WHAT IS BEING ASKED: Wherever a line holds the string "updated", copy that line.

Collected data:
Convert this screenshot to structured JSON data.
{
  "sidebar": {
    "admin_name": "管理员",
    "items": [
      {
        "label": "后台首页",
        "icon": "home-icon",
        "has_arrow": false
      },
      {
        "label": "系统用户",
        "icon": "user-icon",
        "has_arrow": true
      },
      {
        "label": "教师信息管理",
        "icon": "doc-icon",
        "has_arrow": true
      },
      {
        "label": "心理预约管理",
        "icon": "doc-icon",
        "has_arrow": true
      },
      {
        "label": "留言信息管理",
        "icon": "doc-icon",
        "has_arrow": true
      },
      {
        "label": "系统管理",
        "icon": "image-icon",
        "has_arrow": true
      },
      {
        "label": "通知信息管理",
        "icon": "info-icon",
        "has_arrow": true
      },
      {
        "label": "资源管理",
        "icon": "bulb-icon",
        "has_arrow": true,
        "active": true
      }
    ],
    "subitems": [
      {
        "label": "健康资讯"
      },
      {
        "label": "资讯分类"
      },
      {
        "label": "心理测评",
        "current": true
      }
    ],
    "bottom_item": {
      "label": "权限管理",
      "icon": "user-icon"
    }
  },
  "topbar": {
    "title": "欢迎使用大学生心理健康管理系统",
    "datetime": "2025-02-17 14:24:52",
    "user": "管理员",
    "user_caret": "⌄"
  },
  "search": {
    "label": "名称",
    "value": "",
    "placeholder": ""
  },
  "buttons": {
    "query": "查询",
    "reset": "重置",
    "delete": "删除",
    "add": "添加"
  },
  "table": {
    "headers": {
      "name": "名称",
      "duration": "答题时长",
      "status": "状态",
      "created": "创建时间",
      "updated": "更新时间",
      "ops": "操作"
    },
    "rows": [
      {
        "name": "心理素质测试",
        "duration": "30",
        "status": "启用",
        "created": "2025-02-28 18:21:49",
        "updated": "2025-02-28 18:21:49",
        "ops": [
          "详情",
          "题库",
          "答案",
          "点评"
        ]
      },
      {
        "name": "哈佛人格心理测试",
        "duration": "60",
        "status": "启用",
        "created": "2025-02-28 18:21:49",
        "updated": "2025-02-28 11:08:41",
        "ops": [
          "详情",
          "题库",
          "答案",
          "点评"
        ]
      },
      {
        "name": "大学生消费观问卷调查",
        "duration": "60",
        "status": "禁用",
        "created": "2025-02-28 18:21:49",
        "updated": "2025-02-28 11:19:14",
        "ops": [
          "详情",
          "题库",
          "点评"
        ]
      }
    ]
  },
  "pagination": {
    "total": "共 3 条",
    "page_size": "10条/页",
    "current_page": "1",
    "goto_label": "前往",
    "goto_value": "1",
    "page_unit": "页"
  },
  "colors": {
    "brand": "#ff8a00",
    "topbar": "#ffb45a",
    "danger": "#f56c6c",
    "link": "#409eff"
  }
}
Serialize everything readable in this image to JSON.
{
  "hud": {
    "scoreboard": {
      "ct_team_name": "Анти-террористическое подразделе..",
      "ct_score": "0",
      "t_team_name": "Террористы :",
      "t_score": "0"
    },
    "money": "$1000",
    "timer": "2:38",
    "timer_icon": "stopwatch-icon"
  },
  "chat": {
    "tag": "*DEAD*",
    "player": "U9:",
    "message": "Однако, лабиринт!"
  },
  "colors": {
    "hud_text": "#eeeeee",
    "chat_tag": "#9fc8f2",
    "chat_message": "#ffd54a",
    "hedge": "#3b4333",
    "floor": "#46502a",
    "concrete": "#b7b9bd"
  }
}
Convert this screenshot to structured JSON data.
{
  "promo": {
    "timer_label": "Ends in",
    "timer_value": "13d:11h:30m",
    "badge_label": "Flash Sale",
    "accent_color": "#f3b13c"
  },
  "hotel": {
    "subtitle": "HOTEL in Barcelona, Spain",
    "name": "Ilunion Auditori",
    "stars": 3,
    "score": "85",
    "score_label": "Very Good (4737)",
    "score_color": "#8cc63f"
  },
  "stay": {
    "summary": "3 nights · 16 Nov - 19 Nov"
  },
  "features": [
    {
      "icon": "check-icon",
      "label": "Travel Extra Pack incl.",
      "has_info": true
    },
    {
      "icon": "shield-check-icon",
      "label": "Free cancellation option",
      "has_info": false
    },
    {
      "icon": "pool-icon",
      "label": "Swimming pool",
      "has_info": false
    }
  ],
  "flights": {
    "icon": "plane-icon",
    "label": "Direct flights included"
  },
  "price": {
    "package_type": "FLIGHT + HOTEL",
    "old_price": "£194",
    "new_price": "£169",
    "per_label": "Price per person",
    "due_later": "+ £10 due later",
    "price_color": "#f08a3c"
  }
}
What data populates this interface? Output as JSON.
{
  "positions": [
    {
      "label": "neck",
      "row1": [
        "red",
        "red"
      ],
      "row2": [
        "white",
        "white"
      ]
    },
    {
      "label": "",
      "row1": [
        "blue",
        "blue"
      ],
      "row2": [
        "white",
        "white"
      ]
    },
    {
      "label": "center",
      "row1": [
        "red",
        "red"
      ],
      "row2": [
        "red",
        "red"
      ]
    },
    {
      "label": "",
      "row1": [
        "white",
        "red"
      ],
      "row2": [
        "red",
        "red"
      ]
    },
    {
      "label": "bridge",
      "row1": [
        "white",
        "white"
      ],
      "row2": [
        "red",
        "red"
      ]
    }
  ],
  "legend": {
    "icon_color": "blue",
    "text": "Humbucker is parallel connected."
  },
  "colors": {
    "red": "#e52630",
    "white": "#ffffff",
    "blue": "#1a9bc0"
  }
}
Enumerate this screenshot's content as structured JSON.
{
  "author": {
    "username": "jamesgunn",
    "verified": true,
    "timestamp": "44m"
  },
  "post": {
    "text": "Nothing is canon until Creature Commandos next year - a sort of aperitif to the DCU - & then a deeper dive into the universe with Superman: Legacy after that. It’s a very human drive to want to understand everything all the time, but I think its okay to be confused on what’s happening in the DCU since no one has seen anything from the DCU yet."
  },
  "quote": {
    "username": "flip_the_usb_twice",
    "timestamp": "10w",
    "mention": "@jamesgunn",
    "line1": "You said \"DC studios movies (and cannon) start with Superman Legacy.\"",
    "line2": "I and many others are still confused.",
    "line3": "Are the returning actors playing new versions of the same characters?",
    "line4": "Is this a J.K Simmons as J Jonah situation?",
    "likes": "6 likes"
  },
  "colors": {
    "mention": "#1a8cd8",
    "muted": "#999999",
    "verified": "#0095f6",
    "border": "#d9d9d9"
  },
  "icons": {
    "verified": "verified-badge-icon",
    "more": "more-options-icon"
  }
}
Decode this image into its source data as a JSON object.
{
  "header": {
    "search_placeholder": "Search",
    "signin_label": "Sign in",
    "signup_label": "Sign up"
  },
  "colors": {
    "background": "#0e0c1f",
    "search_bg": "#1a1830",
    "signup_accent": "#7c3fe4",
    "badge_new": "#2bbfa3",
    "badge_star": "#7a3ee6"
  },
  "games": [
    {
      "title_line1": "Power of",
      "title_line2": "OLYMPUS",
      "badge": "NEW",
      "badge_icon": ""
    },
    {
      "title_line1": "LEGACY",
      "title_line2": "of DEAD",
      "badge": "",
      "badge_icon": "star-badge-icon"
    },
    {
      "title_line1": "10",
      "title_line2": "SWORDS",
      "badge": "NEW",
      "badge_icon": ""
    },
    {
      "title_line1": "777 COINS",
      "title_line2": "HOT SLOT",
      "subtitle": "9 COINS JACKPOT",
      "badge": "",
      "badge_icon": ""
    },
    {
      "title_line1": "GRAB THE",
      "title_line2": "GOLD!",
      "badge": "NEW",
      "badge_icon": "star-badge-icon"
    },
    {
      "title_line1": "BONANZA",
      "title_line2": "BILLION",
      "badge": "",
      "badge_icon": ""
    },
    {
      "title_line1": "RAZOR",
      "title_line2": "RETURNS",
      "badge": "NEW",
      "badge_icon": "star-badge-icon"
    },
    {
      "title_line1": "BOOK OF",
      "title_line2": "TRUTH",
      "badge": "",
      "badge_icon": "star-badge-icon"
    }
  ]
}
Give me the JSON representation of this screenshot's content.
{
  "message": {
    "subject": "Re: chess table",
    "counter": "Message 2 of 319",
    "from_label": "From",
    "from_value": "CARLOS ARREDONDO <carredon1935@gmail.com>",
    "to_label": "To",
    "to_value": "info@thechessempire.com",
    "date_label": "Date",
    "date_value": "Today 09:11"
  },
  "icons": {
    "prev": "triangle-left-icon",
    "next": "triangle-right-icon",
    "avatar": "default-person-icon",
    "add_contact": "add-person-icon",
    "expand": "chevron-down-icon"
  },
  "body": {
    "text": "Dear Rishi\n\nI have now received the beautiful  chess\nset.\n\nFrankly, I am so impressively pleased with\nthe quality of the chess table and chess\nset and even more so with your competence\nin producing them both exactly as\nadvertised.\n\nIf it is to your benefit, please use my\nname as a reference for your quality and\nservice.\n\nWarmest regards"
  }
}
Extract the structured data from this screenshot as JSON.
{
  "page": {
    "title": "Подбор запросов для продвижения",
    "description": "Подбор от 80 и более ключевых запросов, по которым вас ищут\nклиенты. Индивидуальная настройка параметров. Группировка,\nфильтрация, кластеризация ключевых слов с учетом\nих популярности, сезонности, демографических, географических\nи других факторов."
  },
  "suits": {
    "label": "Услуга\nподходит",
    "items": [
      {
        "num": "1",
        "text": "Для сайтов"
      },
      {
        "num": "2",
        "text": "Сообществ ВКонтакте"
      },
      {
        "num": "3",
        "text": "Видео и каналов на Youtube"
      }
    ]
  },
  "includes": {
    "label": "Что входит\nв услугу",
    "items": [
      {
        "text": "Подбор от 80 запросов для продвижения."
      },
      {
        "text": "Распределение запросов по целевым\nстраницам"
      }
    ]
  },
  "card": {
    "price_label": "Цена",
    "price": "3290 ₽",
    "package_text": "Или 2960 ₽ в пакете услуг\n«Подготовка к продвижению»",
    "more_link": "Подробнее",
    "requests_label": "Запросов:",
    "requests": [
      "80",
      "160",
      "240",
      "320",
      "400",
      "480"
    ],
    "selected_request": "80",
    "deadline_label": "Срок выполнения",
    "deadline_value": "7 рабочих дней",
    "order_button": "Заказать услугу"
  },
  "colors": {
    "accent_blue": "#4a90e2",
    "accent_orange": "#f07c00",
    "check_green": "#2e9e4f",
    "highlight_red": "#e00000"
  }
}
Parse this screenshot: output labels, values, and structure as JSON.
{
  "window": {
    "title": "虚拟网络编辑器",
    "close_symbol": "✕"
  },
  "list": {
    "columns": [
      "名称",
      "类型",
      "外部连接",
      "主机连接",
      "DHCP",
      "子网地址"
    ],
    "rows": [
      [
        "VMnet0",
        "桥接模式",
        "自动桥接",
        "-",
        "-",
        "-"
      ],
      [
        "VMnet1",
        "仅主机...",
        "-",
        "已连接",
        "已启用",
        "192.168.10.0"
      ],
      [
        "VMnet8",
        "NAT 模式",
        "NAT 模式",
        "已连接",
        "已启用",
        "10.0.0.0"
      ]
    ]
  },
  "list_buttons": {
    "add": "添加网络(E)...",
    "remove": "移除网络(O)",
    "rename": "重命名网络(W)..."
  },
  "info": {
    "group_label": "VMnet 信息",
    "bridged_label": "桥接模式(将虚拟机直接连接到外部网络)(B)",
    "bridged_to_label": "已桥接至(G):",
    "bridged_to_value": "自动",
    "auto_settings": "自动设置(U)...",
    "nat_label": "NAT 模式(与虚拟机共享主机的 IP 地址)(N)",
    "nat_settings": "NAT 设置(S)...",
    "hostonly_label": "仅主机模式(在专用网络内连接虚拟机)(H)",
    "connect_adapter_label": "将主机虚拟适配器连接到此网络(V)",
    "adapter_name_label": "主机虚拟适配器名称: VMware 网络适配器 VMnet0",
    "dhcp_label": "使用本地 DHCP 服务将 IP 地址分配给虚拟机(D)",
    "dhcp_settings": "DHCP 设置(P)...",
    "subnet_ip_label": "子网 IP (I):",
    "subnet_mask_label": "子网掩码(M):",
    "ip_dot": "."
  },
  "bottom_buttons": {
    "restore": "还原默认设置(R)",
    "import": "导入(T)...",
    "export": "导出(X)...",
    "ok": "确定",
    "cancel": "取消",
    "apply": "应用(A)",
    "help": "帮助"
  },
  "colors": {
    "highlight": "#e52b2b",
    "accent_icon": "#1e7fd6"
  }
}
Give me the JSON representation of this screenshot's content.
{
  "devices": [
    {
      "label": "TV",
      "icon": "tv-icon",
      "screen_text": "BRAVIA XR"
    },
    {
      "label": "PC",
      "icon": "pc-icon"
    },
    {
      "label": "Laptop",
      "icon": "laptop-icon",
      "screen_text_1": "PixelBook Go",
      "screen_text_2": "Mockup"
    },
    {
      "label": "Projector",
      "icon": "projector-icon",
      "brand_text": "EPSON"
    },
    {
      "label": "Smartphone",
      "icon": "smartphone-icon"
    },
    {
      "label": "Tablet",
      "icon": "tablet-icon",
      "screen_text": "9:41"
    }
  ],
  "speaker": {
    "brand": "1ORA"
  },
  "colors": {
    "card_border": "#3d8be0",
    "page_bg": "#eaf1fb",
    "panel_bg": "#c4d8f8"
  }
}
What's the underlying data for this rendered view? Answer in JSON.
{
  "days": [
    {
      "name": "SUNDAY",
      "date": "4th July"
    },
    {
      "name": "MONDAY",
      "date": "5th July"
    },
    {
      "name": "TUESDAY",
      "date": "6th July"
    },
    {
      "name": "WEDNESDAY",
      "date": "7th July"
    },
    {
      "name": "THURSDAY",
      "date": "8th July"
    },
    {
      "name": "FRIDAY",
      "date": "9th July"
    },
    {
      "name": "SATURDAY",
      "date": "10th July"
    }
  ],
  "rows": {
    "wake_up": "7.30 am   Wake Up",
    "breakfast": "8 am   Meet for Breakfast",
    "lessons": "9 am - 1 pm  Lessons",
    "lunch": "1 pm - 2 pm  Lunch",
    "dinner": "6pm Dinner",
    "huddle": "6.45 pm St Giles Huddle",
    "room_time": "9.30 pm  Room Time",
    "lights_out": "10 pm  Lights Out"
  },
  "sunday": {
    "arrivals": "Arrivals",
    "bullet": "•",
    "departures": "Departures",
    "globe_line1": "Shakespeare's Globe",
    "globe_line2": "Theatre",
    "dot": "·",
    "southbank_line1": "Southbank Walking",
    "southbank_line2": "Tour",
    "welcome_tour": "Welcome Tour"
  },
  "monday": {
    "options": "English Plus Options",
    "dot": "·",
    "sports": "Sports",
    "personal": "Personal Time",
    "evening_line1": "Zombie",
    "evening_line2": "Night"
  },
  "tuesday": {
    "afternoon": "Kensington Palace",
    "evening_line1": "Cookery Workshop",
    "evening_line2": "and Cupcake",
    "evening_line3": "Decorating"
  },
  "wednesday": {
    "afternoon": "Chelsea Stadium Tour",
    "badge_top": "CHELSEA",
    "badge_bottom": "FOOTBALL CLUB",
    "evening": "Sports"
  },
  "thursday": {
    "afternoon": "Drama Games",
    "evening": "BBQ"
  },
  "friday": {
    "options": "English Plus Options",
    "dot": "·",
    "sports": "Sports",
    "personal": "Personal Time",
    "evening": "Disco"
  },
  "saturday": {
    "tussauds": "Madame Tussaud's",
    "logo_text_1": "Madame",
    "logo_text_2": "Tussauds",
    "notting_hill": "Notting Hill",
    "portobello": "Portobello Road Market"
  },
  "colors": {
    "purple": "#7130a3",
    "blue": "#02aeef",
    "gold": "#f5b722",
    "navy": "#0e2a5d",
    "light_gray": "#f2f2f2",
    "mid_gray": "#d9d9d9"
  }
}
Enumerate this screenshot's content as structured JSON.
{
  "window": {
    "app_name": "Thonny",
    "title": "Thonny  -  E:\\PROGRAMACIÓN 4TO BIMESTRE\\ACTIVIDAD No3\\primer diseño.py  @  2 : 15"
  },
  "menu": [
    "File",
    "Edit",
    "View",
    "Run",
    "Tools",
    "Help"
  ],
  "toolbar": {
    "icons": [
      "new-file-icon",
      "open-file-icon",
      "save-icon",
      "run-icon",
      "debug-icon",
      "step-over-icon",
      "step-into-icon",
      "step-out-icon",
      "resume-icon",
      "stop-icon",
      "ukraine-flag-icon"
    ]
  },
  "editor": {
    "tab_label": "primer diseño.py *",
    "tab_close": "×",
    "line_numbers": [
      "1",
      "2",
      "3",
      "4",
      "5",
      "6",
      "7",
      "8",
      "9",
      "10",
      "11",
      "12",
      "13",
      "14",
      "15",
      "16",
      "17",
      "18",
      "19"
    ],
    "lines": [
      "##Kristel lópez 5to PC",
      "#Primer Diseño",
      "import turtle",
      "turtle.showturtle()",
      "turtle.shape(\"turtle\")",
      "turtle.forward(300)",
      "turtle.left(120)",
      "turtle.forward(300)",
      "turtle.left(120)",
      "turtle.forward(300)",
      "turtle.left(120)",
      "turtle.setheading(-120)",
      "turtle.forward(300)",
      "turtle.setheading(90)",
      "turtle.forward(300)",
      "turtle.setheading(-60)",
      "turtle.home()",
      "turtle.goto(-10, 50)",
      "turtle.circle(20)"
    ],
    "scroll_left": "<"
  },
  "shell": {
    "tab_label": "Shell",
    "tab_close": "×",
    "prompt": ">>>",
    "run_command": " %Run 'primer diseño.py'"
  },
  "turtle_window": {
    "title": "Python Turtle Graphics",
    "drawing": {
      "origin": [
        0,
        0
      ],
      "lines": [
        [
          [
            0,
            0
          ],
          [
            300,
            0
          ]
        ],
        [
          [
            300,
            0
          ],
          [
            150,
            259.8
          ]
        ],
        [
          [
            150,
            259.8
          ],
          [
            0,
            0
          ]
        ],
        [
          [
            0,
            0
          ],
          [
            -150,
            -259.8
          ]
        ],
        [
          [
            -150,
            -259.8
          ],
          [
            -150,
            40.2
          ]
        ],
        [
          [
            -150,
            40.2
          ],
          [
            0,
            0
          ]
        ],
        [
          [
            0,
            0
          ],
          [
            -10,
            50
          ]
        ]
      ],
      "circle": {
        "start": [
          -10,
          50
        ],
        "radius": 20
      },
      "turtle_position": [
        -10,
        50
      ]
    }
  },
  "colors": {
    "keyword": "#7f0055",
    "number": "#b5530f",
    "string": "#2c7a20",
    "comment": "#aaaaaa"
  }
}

SOLUTION TO THIS TASK:
      "updated": "更新时间",
        "updated": "2025-02-28 18:21:49",
        "updated": "2025-02-28 11:08:41",
        "updated": "2025-02-28 11:19:14",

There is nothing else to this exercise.